▶ _TASK REQUIREMENTS_
Return all of the entries word for word, but omit the pictures they contain.
* START RECORD LIST *
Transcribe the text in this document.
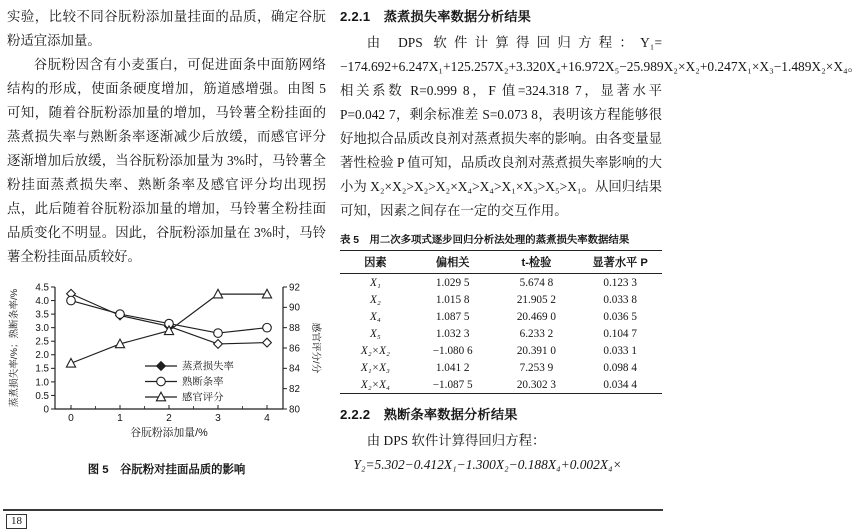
实验，比较不同谷朊粉添加量挂面的品质，确定谷朊粉适宜添加量。

谷朊粉因含有小麦蛋白，可促进面条中面筋网络结构的形成，使面条硬度增加，筋道感增强。由图 5 可知，随着谷朊粉添加量的增加，马铃薯全粉挂面的蒸煮损失率与熟断条率逐渐减少后放缓，而感官评分逐渐增加后放缓，当谷朊粉添加量为 3%时，马铃薯全粉挂面蒸煮损失率、熟断条率及感官评分均出现拐点，此后随着谷朊粉添加量的增加，马铃薯全粉挂面品质变化不明显。因此，谷朊粉添加量在 3%时，马铃薯全粉挂面品质较好。

0
0.5
1.0
1.5
2.0
2.5
3.0
3.5
4.0
4.5
80
82
84
86
88
90
92
0	1	2	3	4
蒸煮损失率/%；熟断条率/%	感官评分/分
谷朊粉添加量/%
蒸煮损失率
熟断条率
感官评分
图 5　谷朊粉对挂面品质的影响
2.2.1　蒸煮损失率数据分析结果

由 DPS 软件计算得回归方程：Y₁= −174.692+6.247X₁+125.257X₂+3.320X₄+16.972X₅−25.989X₂×X₂+0.247X₁×X₃−1.489X₂×X₄。相关系数 R=0.999 8，F 值=324.318 7，显著水平 P=0.042 7，剩余标准差 S=0.073 8，表明该方程能够很好地拟合品质改良剂对蒸煮损失率的影响。由各变量显著性检验 P 值可知，品质改良剂对蒸煮损失率影响的大小为 X₂×X₂>X₂>X₂×X₄>X₄>X₁×X₃>X₅>X₁。从回归结果可知，因素之间存在一定的交互作用。

表 5　用二次多项式逐步回归分析法处理的蒸煮损失率数据结果
因素	偏相关	t-检验	显著水平 P
X₁	1.029 5	5.674 8	0.123 3
X₂	1.015 8	21.905 2	0.033 8
X₄	1.087 5	20.469 0	0.036 5
X₅	1.032 3	6.233 2	0.104 7
X₂×X₂	−1.080 6	20.391 0	0.033 1
X₁×X₃	1.041 2	7.253 9	0.098 4
X₂×X₄	−1.087 5	20.302 3	0.034 4
2.2.2　熟断条率数据分析结果

由 DPS 软件计算得回归方程：

Y₂=5.302−0.412X₁−1.300X₂−0.188X₄+0.002X₄×

18
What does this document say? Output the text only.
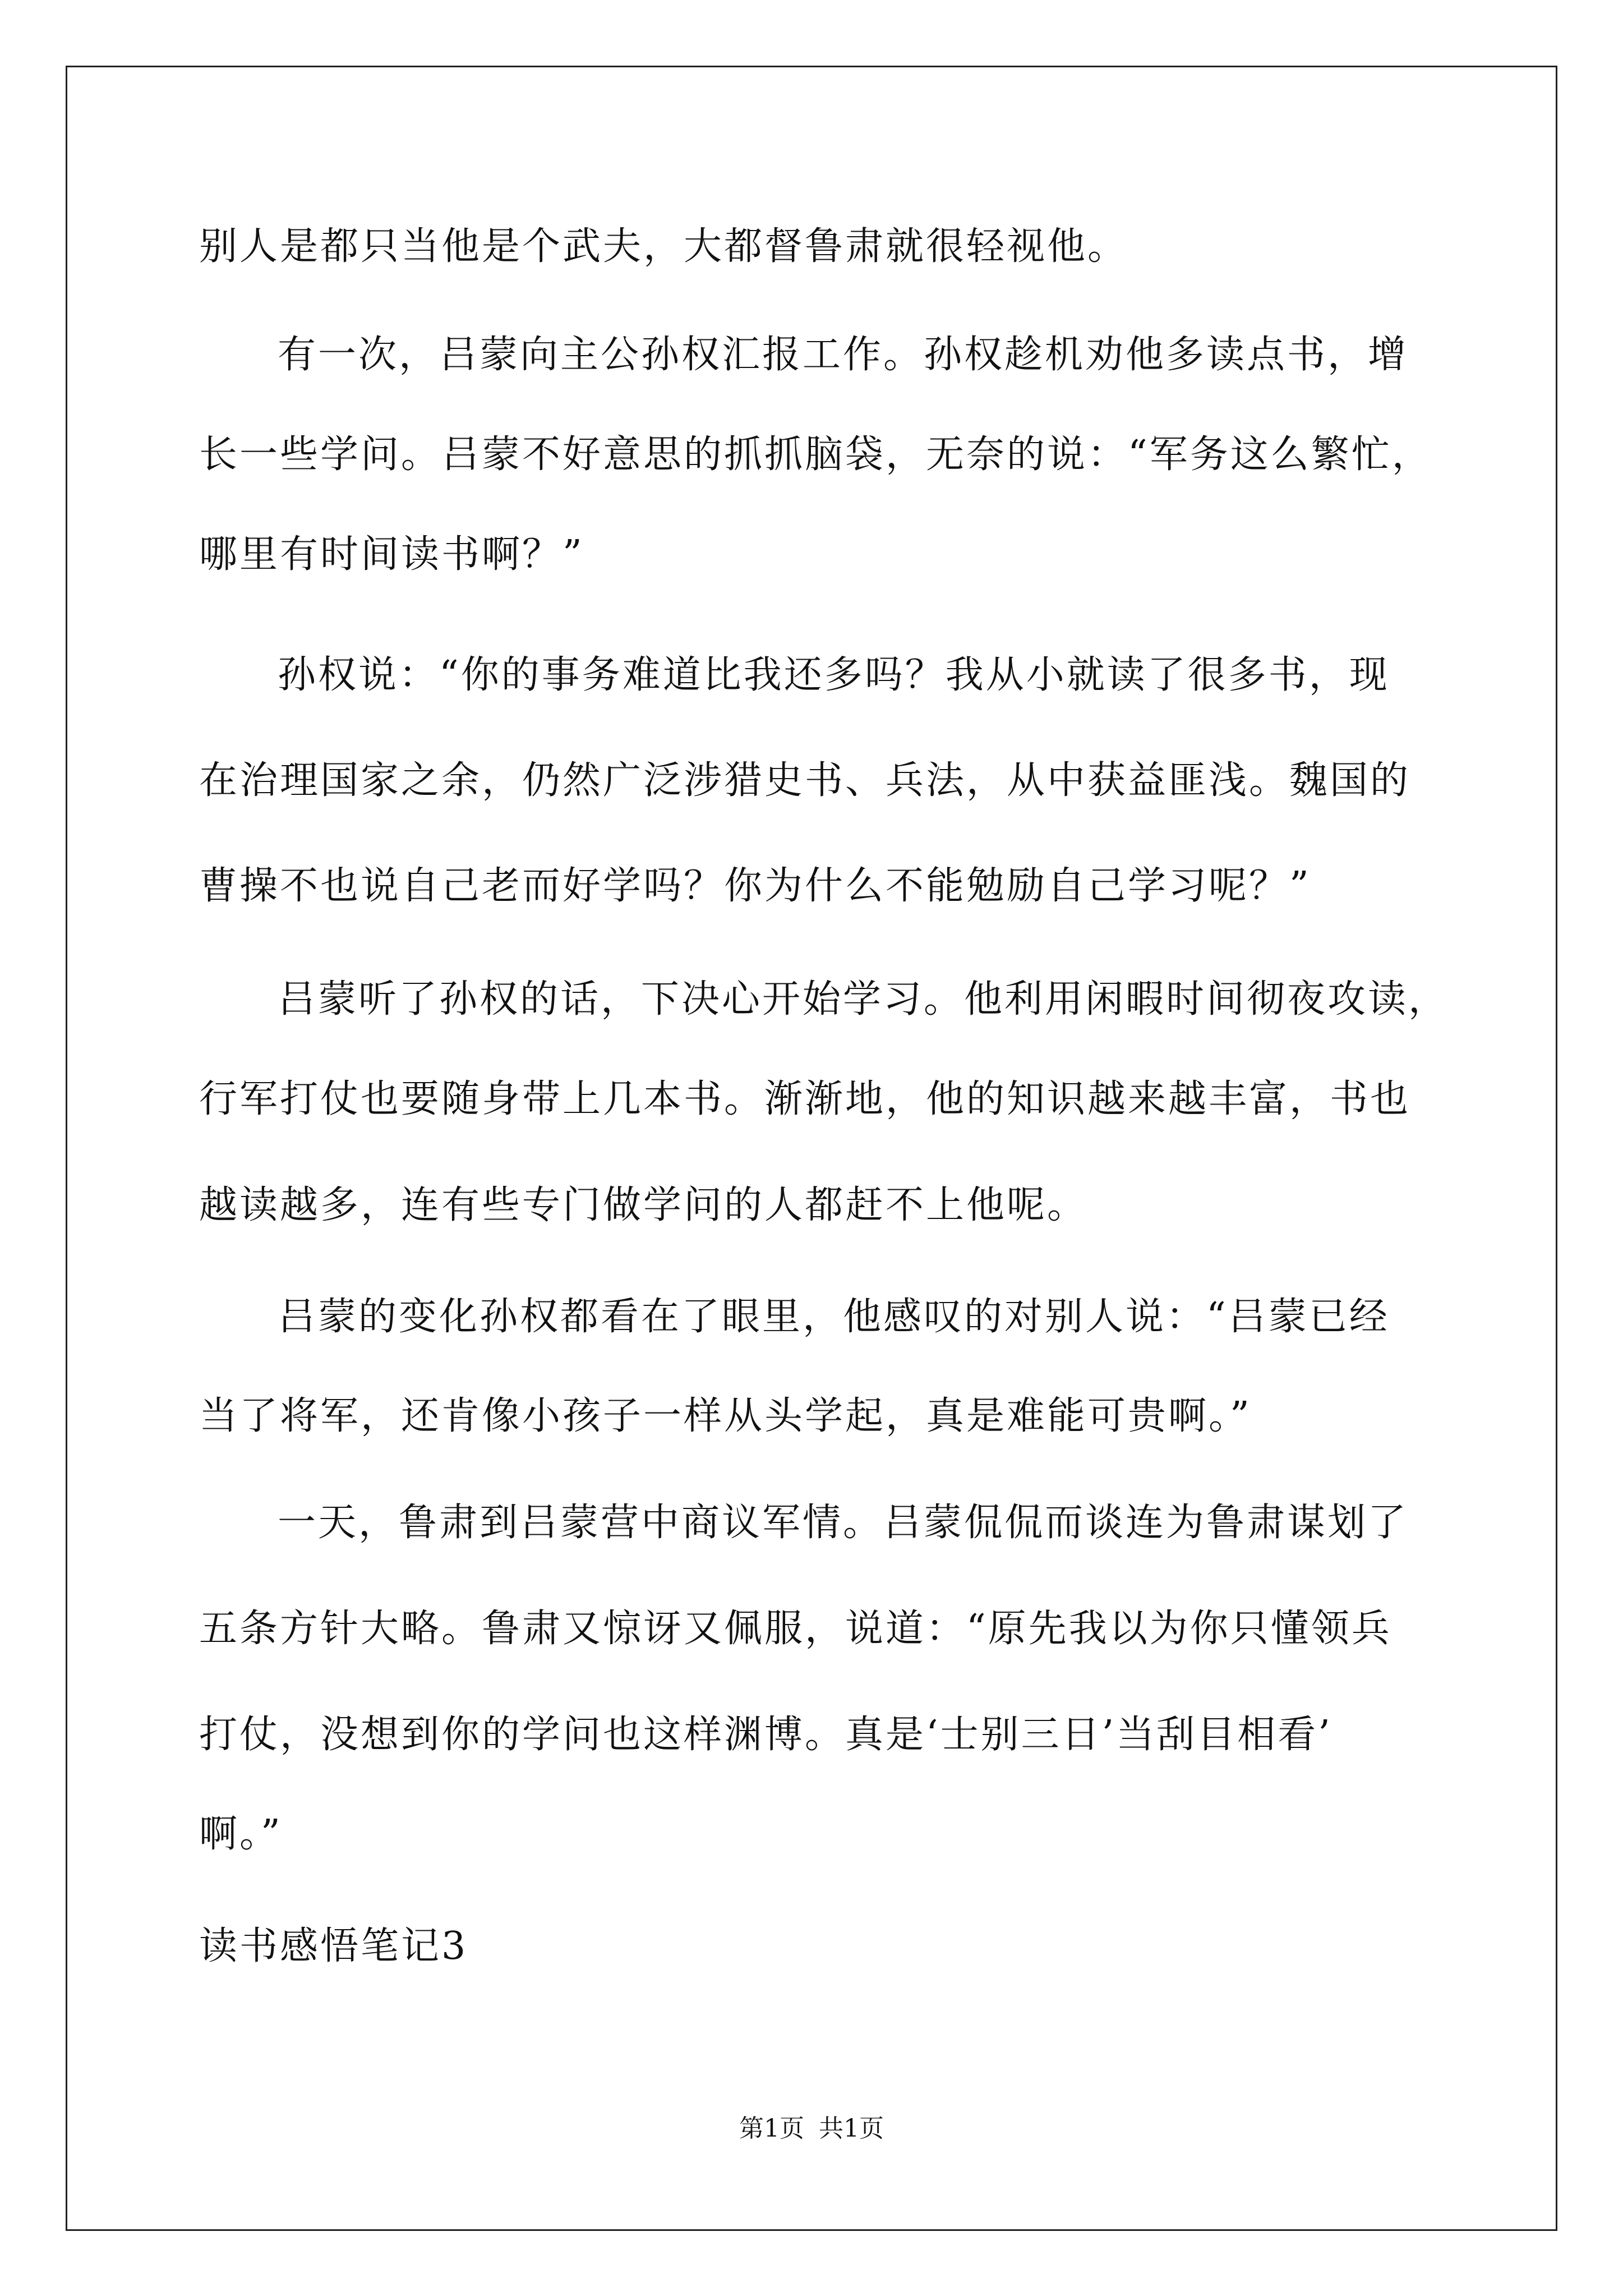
别人是都只当他是个武夫，大都督鲁肃就很轻视他。
有一次，吕蒙向主公孙权汇报工作。孙权趁机劝他多读点书，增
长一些学问。吕蒙不好意思的抓抓脑袋，无奈的说：“军务这么繁忙，
哪里有时间读书啊？”
孙权说：“你的事务难道比我还多吗？我从小就读了很多书，现
在治理国家之余，仍然广泛涉猎史书、兵法，从中获益匪浅。魏国的
曹操不也说自己老而好学吗？你为什么不能勉励自己学习呢？”
吕蒙听了孙权的话，下决心开始学习。他利用闲暇时间彻夜攻读，
行军打仗也要随身带上几本书。渐渐地，他的知识越来越丰富，书也
越读越多，连有些专门做学问的人都赶不上他呢。
吕蒙的变化孙权都看在了眼里，他感叹的对别人说：“吕蒙已经
当了将军，还肯像小孩子一样从头学起，真是难能可贵啊。”
一天，鲁肃到吕蒙营中商议军情。吕蒙侃侃而谈连为鲁肃谋划了
五条方针大略。鲁肃又惊讶又佩服，说道：“原先我以为你只懂领兵
打仗，没想到你的学问也这样渊博。真是‘士别三日’当刮目相看’
啊。”
读书感悟笔记3
第1页 共1页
* END RECORD LIST *
▶ _WRITTEN RESPONSE_
Transcribe the text in this document.
实验，比较不同谷朊粉添加量挂面的品质，确定谷朊粉适宜添加量。

谷朊粉因含有小麦蛋白，可促进面条中面筋网络结构的形成，使面条硬度增加，筋道感增强。由图 5 可知，随着谷朊粉添加量的增加，马铃薯全粉挂面的蒸煮损失率与熟断条率逐渐减少后放缓，而感官评分逐渐增加后放缓，当谷朊粉添加量为 3%时，马铃薯全粉挂面蒸煮损失率、熟断条率及感官评分均出现拐点，此后随着谷朊粉添加量的增加，马铃薯全粉挂面品质变化不明显。因此，谷朊粉添加量在 3%时，马铃薯全粉挂面品质较好。

0
0.5
1.0
1.5
2.0
2.5
3.0
3.5
4.0
4.5
80
82
84
86
88
90
92
0	1	2	3	4
蒸煮损失率/%；熟断条率/%	感官评分/分
谷朊粉添加量/%
蒸煮损失率
熟断条率
感官评分
图 5　谷朊粉对挂面品质的影响
2.2.1　蒸煮损失率数据分析结果

由 DPS 软件计算得回归方程：Y₁= −174.692+6.247X₁+125.257X₂+3.320X₄+16.972X₅−25.989X₂×X₂+0.247X₁×X₃−1.489X₂×X₄。相关系数 R=0.999 8，F 值=324.318 7，显著水平 P=0.042 7，剩余标准差 S=0.073 8，表明该方程能够很好地拟合品质改良剂对蒸煮损失率的影响。由各变量显著性检验 P 值可知，品质改良剂对蒸煮损失率影响的大小为 X₂×X₂>X₂>X₂×X₄>X₄>X₁×X₃>X₅>X₁。从回归结果可知，因素之间存在一定的交互作用。

表 5　用二次多项式逐步回归分析法处理的蒸煮损失率数据结果
因素	偏相关	t-检验	显著水平 P
X₁	1.029 5	5.674 8	0.123 3
X₂	1.015 8	21.905 2	0.033 8
X₄	1.087 5	20.469 0	0.036 5
X₅	1.032 3	6.233 2	0.104 7
X₂×X₂	−1.080 6	20.391 0	0.033 1
X₁×X₃	1.041 2	7.253 9	0.098 4
X₂×X₄	−1.087 5	20.302 3	0.034 4
2.2.2　熟断条率数据分析结果

由 DPS 软件计算得回归方程：

Y₂=5.302−0.412X₁−1.300X₂−0.188X₄+0.002X₄×

18
What does this document say? Output the text only.
别人是都只当他是个武夫，大都督鲁肃就很轻视他。
有一次，吕蒙向主公孙权汇报工作。孙权趁机劝他多读点书，增
长一些学问。吕蒙不好意思的抓抓脑袋，无奈的说：“军务这么繁忙，
哪里有时间读书啊？”
孙权说：“你的事务难道比我还多吗？我从小就读了很多书，现
在治理国家之余，仍然广泛涉猎史书、兵法，从中获益匪浅。魏国的
曹操不也说自己老而好学吗？你为什么不能勉励自己学习呢？”
吕蒙听了孙权的话，下决心开始学习。他利用闲暇时间彻夜攻读，
行军打仗也要随身带上几本书。渐渐地，他的知识越来越丰富，书也
越读越多，连有些专门做学问的人都赶不上他呢。
吕蒙的变化孙权都看在了眼里，他感叹的对别人说：“吕蒙已经
当了将军，还肯像小孩子一样从头学起，真是难能可贵啊。”
一天，鲁肃到吕蒙营中商议军情。吕蒙侃侃而谈连为鲁肃谋划了
五条方针大略。鲁肃又惊讶又佩服，说道：“原先我以为你只懂领兵
打仗，没想到你的学问也这样渊博。真是‘士别三日’当刮目相看’
啊。”
读书感悟笔记3
第1页 共1页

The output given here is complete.